**THE TASK:** From the listing, collect all lines containing the word "Facebook".

>> Begin DATASET RECORDS

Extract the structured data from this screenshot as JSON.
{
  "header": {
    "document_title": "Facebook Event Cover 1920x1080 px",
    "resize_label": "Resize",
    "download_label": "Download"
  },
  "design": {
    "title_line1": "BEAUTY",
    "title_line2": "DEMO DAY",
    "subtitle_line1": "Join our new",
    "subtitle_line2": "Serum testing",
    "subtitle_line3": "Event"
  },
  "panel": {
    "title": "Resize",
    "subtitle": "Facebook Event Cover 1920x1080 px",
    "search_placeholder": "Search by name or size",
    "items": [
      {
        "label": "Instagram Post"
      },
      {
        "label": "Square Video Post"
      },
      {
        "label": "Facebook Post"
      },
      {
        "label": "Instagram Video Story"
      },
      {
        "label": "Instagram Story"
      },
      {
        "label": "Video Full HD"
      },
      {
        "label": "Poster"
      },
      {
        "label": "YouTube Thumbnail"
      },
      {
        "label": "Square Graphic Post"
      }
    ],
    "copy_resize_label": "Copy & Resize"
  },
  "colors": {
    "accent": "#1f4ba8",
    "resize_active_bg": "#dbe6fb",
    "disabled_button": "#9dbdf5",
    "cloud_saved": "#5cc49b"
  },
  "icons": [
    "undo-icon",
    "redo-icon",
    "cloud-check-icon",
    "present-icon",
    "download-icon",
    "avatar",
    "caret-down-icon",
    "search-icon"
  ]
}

>> End DATASET RECORDS

**SOLUTION FOR THIS PROBLEM:**
    "document_title": "Facebook Event Cover 1920x1080 px",
    "subtitle": "Facebook Event Cover 1920x1080 px",
        "label": "Facebook Post"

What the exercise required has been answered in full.